INSTRUCTION =
Can you output the items unchanged, starting at the line that contains "- cell-interpretation: Transverse bedforms, deltaic" and ending at the line that contains "- page-title: Sedimentary", with both of those lines included?

DATA FOR THIS EXERCISE =

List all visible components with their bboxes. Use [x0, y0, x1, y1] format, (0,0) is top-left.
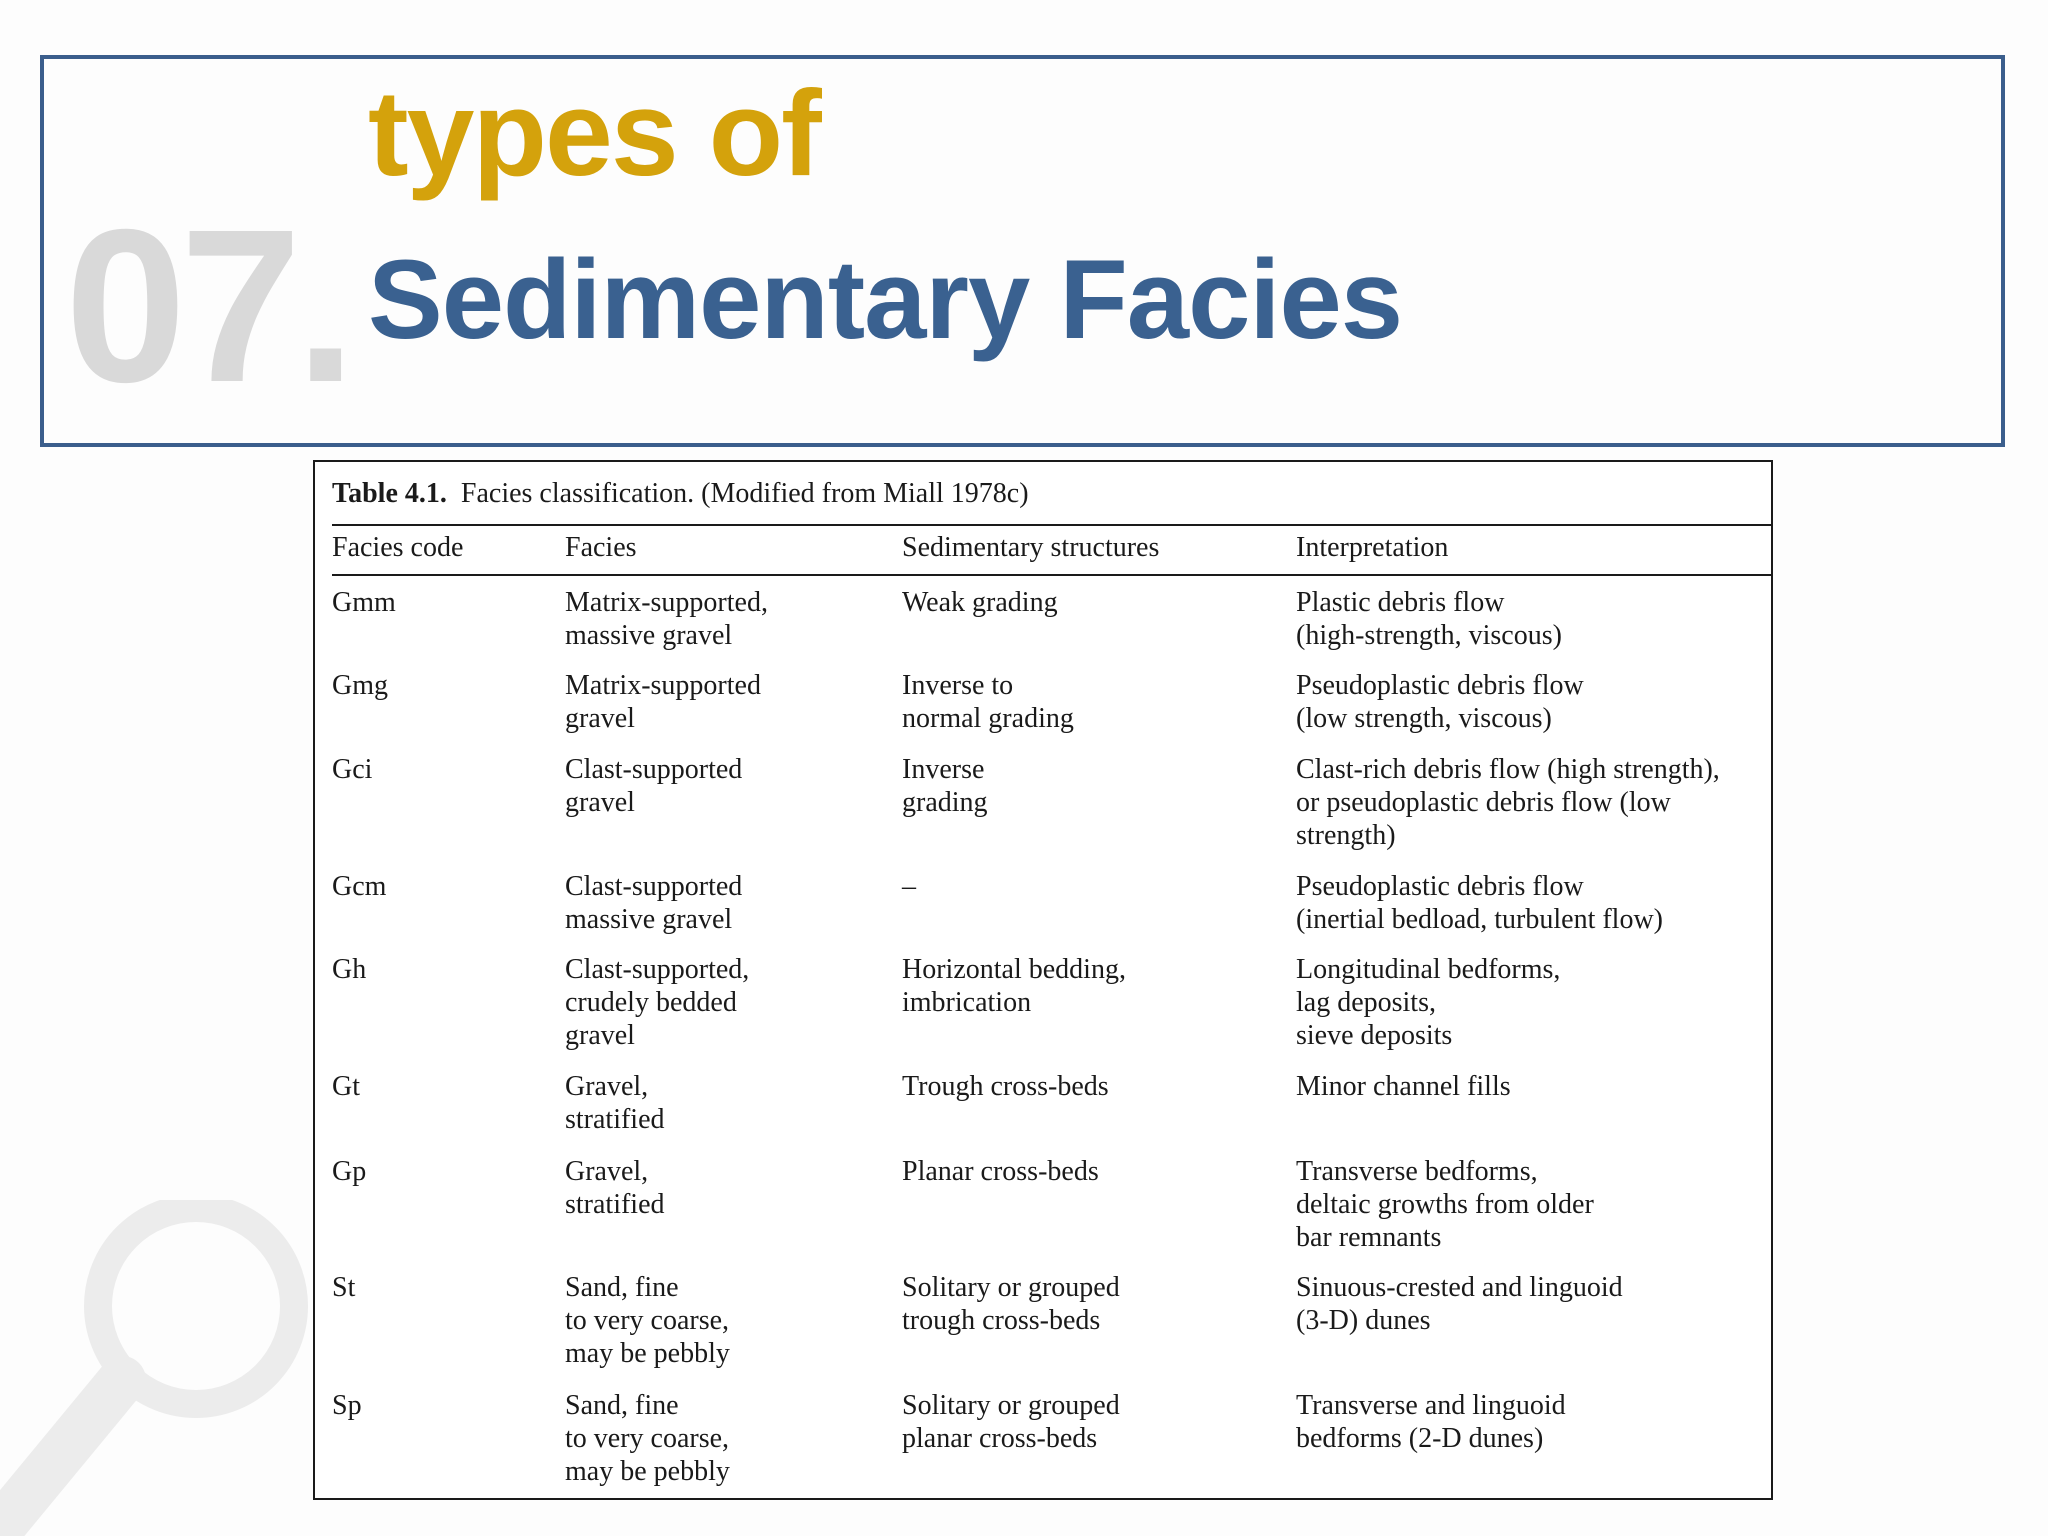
- cell-interpretation: Transverse bedforms, deltaic growths from older bar remnants: [1296, 1156, 1594, 1253]
- table-caption-label: Table 4.1.: [332, 478, 447, 509]
- cell-code: Gmg: [332, 670, 388, 701]
- column-header-facies: Facies: [565, 532, 637, 563]
- table-caption: [332, 478, 1029, 510]
- cell-code: Gmm: [332, 587, 396, 618]
- column-header-interpretation: Interpretation: [1296, 532, 1449, 563]
- cell-code: Gcm: [332, 871, 387, 902]
- cell-interpretation: Sinuous-crested and linguoid (3-D) dunes: [1296, 1272, 1623, 1336]
- cell-code: Gh: [332, 954, 367, 985]
- cell-interpretation: Minor channel fills: [1296, 1071, 1511, 1102]
- magnifier-icon: [0, 1200, 320, 1536]
- column-header-sedimentary-structures: Sedimentary structures: [902, 532, 1160, 563]
- page-title: Sedimentary Facies: [368, 237, 1403, 362]
- cell-interpretation: Longitudinal bedforms, lag deposits, sieve deposits: [1296, 954, 1561, 1051]
- cell-structures: Solitary or grouped trough cross-beds: [902, 1272, 1120, 1336]
- cell-facies: Gravel, stratified: [565, 1071, 665, 1135]
- cell-facies: Gravel, stratified: [565, 1156, 665, 1220]
- cell-facies: Sand, fine to very coarse, may be pebbly: [565, 1272, 730, 1369]
- column-header-facies-code: Facies code: [332, 532, 464, 563]
- cell-code: St: [332, 1272, 356, 1303]
- table-caption-text: Facies classification. (Modified from Miall 1978c): [460, 478, 1029, 509]
- cell-interpretation: Transverse and linguoid bedforms (2-D dunes): [1296, 1390, 1566, 1454]
- cell-interpretation: Plastic debris flow (high-strength, viscous): [1296, 587, 1562, 651]
- cell-code: Gt: [332, 1071, 360, 1102]
- table-top-rule: [332, 524, 1771, 526]
- cell-facies: Clast-supported massive gravel: [565, 871, 743, 935]
- cell-code: Sp: [332, 1390, 362, 1421]
- facies-table: [313, 460, 1773, 1500]
- cell-structures: Inverse to normal grading: [902, 670, 1074, 734]
- cell-structures: Inverse grading: [902, 754, 988, 818]
- cell-interpretation: Clast-rich debris flow (high strength), or pseudoplastic debris flow (low strength): [1296, 754, 1720, 851]
- cell-structures: Horizontal bedding, imbrication: [902, 954, 1126, 1018]
- cell-facies: Clast-supported, crudely bedded gravel: [565, 954, 750, 1051]
- cell-code: Gci: [332, 754, 373, 785]
- cell-facies: Matrix-supported gravel: [565, 670, 761, 734]
- table-header-rule: [332, 574, 1771, 576]
- cell-structures: Trough cross-beds: [902, 1071, 1109, 1102]
- cell-interpretation: Pseudoplastic debris flow (inertial bedload, turbulent flow): [1296, 871, 1663, 935]
- cell-facies: Sand, fine to very coarse, may be pebbly: [565, 1390, 730, 1487]
- cell-facies: Clast-supported gravel: [565, 754, 743, 818]
- cell-structures: Weak grading: [902, 587, 1058, 618]
- cell-structures: Solitary or grouped planar cross-beds: [902, 1390, 1120, 1454]
- cell-structures: Planar cross-beds: [902, 1156, 1099, 1187]
- cell-facies: Matrix-supported, massive gravel: [565, 587, 768, 651]
- cell-interpretation: Pseudoplastic debris flow (low strength, viscous): [1296, 670, 1584, 734]
- cell-code: Gp: [332, 1156, 367, 1187]
- section-number: 07.: [65, 185, 351, 428]
- title-line-1: types of: [368, 65, 820, 201]
- cell-structures: –: [902, 871, 916, 902]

ANSWER TO THIS EXERCISE =
- cell-interpretation: Transverse bedforms, deltaic growths from older bar remnants: [1296, 1156, 1594, 1253]
- table-caption-label: Table 4.1.: [332, 478, 447, 509]
- cell-code: Gmg: [332, 670, 388, 701]
- column-header-facies: Facies: [565, 532, 637, 563]
- table-caption: [332, 478, 1029, 510]
- cell-code: Gmm: [332, 587, 396, 618]
- column-header-interpretation: Interpretation: [1296, 532, 1449, 563]
- cell-code: Gcm: [332, 871, 387, 902]
- cell-interpretation: Sinuous-crested and linguoid (3-D) dunes: [1296, 1272, 1623, 1336]
- cell-code: Gh: [332, 954, 367, 985]
- cell-interpretation: Minor channel fills: [1296, 1071, 1511, 1102]
- magnifier-icon: [0, 1200, 320, 1536]
- column-header-sedimentary-structures: Sedimentary structures: [902, 532, 1160, 563]
- page-title: Sedimentary Facies: [368, 237, 1403, 362]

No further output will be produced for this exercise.